## Exercise
Report back each line of the records that contains the string "good".

## Exercise input

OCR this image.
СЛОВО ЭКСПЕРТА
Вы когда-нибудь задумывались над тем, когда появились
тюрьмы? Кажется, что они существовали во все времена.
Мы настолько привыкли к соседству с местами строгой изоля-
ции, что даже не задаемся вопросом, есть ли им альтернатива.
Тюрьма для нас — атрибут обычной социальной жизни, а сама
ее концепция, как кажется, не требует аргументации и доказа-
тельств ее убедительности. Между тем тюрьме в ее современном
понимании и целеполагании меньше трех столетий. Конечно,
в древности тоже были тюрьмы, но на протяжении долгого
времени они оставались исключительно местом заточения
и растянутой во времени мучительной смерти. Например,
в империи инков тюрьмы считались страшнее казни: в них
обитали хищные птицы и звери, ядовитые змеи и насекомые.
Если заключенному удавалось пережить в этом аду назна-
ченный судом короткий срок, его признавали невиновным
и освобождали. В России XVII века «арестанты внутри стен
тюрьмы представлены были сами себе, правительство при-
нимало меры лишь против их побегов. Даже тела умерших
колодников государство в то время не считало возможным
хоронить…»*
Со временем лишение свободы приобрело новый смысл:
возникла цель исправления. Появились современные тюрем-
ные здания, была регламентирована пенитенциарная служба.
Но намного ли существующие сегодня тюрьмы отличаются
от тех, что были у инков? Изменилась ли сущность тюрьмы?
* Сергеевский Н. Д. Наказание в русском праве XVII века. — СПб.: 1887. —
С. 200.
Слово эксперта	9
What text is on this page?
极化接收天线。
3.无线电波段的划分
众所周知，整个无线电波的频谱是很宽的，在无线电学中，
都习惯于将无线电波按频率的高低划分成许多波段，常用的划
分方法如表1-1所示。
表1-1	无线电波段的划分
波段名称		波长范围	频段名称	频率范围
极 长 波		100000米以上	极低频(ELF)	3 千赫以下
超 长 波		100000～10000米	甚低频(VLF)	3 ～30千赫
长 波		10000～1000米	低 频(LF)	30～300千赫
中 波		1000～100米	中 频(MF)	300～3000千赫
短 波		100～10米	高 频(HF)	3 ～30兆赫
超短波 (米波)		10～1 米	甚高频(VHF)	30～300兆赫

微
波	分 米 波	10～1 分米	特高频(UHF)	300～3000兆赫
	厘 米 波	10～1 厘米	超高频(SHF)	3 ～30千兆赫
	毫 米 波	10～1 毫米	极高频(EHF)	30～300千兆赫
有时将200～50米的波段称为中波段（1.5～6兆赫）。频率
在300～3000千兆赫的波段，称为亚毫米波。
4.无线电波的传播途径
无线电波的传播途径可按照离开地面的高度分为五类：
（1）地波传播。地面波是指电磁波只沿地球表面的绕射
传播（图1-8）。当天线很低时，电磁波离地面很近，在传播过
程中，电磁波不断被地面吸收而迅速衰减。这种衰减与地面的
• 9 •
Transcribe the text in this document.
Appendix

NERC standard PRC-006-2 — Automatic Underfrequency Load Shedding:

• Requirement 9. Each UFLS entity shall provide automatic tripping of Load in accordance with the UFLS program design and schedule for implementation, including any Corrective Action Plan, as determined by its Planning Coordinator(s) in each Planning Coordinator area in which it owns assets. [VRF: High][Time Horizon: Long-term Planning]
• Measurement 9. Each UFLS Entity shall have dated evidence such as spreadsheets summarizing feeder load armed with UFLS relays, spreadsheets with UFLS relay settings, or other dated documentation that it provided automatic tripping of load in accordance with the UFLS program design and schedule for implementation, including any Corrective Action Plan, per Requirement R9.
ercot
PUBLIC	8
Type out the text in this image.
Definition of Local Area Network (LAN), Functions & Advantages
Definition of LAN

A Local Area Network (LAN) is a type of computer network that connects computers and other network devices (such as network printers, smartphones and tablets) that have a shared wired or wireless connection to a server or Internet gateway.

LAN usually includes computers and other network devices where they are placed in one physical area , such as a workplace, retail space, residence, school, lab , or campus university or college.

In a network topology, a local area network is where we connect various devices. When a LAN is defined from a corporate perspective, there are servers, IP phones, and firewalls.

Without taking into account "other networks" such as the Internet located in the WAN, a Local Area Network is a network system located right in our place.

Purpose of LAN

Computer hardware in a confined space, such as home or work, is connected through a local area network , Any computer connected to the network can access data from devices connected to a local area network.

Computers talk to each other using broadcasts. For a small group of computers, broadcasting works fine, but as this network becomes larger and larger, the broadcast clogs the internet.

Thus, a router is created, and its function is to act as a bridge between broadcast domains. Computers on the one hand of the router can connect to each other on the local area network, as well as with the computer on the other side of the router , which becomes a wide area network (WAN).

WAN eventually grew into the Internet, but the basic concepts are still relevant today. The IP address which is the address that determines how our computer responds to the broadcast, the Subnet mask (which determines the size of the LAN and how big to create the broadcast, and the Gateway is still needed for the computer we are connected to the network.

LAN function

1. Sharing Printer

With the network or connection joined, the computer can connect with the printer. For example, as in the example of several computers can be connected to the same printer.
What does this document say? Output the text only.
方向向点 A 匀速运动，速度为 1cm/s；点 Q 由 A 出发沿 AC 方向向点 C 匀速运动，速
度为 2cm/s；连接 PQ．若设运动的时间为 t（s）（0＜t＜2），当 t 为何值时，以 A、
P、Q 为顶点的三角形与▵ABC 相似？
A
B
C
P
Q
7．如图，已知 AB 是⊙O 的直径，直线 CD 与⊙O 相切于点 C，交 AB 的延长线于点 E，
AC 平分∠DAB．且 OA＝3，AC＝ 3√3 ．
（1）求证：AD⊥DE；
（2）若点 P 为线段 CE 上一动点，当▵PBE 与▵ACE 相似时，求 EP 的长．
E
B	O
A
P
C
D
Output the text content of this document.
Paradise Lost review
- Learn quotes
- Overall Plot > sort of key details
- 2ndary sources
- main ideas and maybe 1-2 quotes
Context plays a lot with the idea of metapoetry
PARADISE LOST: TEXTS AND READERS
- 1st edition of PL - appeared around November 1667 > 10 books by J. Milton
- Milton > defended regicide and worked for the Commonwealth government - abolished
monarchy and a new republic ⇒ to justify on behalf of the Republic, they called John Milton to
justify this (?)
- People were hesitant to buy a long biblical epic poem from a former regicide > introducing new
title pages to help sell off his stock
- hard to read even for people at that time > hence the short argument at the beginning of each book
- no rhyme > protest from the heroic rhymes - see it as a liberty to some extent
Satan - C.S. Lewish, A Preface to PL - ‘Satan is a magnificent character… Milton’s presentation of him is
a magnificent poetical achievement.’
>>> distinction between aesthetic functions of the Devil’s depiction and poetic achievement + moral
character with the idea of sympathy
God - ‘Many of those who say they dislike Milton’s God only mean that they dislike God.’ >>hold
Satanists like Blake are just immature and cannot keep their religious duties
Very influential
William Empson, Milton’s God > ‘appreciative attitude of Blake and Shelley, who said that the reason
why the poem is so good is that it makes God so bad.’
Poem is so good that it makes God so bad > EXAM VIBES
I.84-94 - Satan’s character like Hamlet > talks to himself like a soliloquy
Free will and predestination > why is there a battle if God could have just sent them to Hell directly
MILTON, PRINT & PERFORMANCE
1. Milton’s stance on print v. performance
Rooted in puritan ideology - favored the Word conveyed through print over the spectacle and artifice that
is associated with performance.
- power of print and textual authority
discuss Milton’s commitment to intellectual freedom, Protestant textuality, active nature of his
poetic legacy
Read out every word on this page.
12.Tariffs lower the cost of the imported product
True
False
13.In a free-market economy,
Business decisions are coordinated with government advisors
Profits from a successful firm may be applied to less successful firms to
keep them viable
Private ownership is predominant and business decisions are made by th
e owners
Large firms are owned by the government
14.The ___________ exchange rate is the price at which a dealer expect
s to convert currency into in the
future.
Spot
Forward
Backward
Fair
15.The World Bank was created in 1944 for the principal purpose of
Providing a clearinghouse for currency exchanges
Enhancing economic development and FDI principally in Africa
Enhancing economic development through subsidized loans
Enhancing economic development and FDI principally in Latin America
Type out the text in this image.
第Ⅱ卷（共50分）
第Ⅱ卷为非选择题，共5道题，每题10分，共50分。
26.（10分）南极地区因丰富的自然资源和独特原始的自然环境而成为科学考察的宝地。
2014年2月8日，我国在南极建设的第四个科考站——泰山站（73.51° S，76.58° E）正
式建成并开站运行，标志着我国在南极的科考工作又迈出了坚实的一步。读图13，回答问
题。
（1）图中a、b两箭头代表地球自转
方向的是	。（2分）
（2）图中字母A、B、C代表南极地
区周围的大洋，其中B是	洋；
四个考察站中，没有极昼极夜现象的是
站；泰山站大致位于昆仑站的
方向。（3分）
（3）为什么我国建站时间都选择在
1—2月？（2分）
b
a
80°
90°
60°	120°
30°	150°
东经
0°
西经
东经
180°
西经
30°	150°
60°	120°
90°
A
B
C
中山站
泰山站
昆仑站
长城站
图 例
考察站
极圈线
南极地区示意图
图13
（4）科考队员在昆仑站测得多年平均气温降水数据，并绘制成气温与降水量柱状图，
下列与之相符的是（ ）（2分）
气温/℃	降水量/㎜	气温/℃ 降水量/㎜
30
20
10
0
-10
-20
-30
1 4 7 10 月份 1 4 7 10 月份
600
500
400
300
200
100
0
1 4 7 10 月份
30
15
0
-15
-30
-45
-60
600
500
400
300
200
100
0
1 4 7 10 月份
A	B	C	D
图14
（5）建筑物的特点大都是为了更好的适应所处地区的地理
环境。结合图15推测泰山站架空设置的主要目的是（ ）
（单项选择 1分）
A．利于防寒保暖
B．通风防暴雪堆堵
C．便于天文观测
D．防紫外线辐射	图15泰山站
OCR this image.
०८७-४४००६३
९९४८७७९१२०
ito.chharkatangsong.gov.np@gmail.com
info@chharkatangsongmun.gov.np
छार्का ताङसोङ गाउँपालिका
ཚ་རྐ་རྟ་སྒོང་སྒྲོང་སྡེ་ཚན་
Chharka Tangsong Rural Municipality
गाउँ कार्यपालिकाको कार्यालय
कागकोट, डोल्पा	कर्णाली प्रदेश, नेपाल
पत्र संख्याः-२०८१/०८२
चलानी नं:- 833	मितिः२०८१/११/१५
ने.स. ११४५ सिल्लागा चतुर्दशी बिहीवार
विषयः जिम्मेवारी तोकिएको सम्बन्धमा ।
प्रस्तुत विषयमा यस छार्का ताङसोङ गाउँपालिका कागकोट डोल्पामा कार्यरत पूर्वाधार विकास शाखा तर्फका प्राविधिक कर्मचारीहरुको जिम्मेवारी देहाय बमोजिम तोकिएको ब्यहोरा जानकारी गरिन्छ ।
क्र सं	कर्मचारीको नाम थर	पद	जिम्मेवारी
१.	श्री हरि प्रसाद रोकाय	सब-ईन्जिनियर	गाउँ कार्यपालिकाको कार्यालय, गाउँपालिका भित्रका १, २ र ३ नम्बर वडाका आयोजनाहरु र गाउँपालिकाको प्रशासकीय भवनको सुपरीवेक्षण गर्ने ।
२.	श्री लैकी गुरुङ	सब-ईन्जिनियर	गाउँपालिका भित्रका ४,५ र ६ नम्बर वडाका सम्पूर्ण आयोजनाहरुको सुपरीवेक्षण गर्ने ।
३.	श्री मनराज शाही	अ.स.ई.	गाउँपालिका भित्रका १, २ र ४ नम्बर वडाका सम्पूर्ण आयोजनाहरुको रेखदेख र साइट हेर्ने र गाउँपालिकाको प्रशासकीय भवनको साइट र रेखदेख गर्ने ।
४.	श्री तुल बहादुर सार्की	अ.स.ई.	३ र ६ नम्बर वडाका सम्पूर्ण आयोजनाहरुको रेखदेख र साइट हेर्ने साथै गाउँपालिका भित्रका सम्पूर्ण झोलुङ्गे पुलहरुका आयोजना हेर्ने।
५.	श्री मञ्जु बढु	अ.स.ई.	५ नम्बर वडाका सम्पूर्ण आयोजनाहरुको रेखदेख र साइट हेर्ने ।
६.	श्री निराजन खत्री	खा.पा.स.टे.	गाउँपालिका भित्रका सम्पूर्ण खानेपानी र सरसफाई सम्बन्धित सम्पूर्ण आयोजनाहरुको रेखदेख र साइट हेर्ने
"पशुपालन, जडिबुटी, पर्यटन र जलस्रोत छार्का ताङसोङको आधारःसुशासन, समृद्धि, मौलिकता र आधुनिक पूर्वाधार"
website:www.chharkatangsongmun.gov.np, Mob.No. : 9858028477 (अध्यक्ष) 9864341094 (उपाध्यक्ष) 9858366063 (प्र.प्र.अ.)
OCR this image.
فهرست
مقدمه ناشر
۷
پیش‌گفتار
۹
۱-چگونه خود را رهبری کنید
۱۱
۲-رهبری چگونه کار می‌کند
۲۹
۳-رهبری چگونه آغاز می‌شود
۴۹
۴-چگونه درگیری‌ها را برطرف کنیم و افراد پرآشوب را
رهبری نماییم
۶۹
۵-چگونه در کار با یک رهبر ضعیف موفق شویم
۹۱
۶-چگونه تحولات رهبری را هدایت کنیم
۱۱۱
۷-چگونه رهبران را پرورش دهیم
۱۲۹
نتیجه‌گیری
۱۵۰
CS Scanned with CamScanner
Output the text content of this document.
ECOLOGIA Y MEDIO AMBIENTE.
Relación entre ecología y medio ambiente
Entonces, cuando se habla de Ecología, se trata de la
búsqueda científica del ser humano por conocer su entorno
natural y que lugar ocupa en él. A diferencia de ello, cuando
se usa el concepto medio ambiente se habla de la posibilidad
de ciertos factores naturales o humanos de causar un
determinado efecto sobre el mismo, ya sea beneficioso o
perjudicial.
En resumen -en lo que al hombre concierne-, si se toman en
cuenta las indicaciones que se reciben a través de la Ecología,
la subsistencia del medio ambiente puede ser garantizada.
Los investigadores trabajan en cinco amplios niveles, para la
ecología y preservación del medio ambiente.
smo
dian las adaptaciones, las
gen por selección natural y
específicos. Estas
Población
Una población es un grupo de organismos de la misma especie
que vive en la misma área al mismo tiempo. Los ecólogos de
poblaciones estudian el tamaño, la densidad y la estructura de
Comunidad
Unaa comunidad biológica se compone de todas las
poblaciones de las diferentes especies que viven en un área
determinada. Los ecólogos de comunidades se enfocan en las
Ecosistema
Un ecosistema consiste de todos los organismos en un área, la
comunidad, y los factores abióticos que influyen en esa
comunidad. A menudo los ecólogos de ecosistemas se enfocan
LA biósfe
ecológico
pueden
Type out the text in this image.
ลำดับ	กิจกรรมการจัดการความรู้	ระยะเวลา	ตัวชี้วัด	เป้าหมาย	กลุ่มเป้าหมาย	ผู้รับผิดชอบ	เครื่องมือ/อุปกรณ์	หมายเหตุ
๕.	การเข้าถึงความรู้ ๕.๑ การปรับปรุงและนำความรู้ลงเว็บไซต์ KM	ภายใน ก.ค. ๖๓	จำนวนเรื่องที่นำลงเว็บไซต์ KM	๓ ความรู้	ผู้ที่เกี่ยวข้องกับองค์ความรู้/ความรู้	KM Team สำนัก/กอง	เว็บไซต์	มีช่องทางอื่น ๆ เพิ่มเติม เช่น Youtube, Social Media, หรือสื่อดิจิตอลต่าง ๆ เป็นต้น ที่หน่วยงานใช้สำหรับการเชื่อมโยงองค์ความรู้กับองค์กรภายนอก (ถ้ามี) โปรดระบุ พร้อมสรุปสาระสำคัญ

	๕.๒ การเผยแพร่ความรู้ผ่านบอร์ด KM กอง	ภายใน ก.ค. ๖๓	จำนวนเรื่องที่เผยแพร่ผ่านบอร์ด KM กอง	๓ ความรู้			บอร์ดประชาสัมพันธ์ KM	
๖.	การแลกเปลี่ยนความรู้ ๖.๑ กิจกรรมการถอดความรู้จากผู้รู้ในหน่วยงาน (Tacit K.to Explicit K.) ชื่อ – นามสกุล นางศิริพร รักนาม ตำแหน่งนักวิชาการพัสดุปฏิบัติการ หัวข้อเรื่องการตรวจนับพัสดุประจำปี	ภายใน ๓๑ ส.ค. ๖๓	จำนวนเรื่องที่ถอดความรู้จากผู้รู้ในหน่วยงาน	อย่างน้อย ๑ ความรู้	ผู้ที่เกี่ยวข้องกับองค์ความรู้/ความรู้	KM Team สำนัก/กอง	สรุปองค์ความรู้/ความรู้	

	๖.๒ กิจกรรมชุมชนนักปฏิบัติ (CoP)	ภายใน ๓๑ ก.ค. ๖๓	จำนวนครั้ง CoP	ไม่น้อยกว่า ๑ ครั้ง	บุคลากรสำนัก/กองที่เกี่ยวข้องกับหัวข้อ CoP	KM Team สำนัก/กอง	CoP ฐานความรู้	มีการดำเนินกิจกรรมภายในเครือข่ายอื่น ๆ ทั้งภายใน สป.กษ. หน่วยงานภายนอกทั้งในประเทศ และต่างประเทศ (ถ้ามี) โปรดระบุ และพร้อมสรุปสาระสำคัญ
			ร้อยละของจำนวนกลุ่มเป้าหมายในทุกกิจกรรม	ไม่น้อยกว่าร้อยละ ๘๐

## Output for this task
why the poem is so good is that it makes God so bad.’
Poem is so good that it makes God so bad > EXAM VIBES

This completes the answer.